▸ **Task**
Return the listing word for word, as given.

▸ **Dataset extract**
%%

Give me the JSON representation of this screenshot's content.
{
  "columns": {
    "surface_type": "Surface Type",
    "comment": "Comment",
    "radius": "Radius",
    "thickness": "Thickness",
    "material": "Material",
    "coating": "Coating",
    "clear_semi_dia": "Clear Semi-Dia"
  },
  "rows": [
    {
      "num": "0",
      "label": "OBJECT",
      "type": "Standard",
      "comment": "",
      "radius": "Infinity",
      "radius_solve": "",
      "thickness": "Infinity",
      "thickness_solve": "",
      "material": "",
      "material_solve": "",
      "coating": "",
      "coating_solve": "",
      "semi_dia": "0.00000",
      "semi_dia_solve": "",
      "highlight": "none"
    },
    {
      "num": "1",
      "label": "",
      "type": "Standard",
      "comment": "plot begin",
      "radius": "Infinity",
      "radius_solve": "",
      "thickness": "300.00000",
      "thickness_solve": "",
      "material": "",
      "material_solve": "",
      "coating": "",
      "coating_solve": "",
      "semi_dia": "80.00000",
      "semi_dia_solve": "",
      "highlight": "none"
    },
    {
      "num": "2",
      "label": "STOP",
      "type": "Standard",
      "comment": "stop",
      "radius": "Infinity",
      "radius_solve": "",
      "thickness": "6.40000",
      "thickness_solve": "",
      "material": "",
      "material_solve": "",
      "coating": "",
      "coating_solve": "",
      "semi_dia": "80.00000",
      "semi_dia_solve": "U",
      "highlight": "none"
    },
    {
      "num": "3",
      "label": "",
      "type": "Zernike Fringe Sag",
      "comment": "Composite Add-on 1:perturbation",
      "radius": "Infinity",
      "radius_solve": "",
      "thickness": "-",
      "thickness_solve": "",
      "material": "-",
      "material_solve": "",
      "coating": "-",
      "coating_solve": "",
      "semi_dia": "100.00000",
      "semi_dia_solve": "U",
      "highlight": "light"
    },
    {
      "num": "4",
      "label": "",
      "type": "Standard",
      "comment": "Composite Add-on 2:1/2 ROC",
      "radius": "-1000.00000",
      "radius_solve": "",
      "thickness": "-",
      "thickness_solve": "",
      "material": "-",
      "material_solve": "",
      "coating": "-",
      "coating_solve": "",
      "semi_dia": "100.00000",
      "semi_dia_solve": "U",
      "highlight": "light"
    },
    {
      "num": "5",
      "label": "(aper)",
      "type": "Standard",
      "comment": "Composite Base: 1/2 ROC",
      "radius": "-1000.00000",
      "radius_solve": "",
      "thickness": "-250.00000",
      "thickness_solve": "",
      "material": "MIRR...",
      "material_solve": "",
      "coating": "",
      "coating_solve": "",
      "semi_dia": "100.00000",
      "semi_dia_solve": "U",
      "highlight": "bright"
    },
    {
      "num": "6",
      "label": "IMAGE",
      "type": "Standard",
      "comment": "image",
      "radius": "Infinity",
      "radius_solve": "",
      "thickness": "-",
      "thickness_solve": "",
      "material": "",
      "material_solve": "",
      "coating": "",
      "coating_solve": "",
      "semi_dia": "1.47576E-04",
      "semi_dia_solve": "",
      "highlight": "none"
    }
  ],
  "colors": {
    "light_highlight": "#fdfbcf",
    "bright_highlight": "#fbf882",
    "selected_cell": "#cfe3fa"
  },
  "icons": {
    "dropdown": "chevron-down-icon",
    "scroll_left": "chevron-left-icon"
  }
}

%%

▸ **Task result**
Give me the JSON representation of this screenshot's content.
{
  "columns": {
    "surface_type": "Surface Type",
    "comment": "Comment",
    "radius": "Radius",
    "thickness": "Thickness",
    "material": "Material",
    "coating": "Coating",
    "clear_semi_dia": "Clear Semi-Dia"
  },
  "rows": [
    {
      "num": "0",
      "label": "OBJECT",
      "type": "Standard",
      "comment": "",
      "radius": "Infinity",
      "radius_solve": "",
      "thickness": "Infinity",
      "thickness_solve": "",
      "material": "",
      "material_solve": "",
      "coating": "",
      "coating_solve": "",
      "semi_dia": "0.00000",
      "semi_dia_solve": "",
      "highlight": "none"
    },
    {
      "num": "1",
      "label": "",
      "type": "Standard",
      "comment": "plot begin",
      "radius": "Infinity",
      "radius_solve": "",
      "thickness": "300.00000",
      "thickness_solve": "",
      "material": "",
      "material_solve": "",
      "coating": "",
      "coating_solve": "",
      "semi_dia": "80.00000",
      "semi_dia_solve": "",
      "highlight": "none"
    },
    {
      "num": "2",
      "label": "STOP",
      "type": "Standard",
      "comment": "stop",
      "radius": "Infinity",
      "radius_solve": "",
      "thickness": "6.40000",
      "thickness_solve": "",
      "material": "",
      "material_solve": "",
      "coating": "",
      "coating_solve": "",
      "semi_dia": "80.00000",
      "semi_dia_solve": "U",
      "highlight": "none"
    },
    {
      "num": "3",
      "label": "",
      "type": "Zernike Fringe Sag",
      "comment": "Composite Add-on 1:perturbation",
      "radius": "Infinity",
      "radius_solve": "",
      "thickness": "-",
      "thickness_solve": "",
      "material": "-",
      "material_solve": "",
      "coating": "-",
      "coating_solve": "",
      "semi_dia": "100.00000",
      "semi_dia_solve": "U",
      "highlight": "light"
    },
    {
      "num": "4",
      "label": "",
      "type": "Standard",
      "comment": "Composite Add-on 2:1/2 ROC",
      "radius": "-1000.00000",
      "radius_solve": "",
      "thickness": "-",
      "thickness_solve": "",
      "material": "-",
      "material_solve": "",
      "coating": "-",
      "coating_solve": "",
      "semi_dia": "100.00000",
      "semi_dia_solve": "U",
      "highlight": "light"
    },
    {
      "num": "5",
      "label": "(aper)",
      "type": "Standard",
      "comment": "Composite Base: 1/2 ROC",
      "radius": "-1000.00000",
      "radius_solve": "",
      "thickness": "-250.00000",
      "thickness_solve": "",
      "material": "MIRR...",
      "material_solve": "",
      "coating": "",
      "coating_solve": "",
      "semi_dia": "100.00000",
      "semi_dia_solve": "U",
      "highlight": "bright"
    },
    {
      "num": "6",
      "label": "IMAGE",
      "type": "Standard",
      "comment": "image",
      "radius": "Infinity",
      "radius_solve": "",
      "thickness": "-",
      "thickness_solve": "",
      "material": "",
      "material_solve": "",
      "coating": "",
      "coating_solve": "",
      "semi_dia": "1.47576E-04",
      "semi_dia_solve": "",
      "highlight": "none"
    }
  ],
  "colors": {
    "light_highlight": "#fdfbcf",
    "bright_highlight": "#fbf882",
    "selected_cell": "#cfe3fa"
  },
  "icons": {
    "dropdown": "chevron-down-icon",
    "scroll_left": "chevron-left-icon"
  }
}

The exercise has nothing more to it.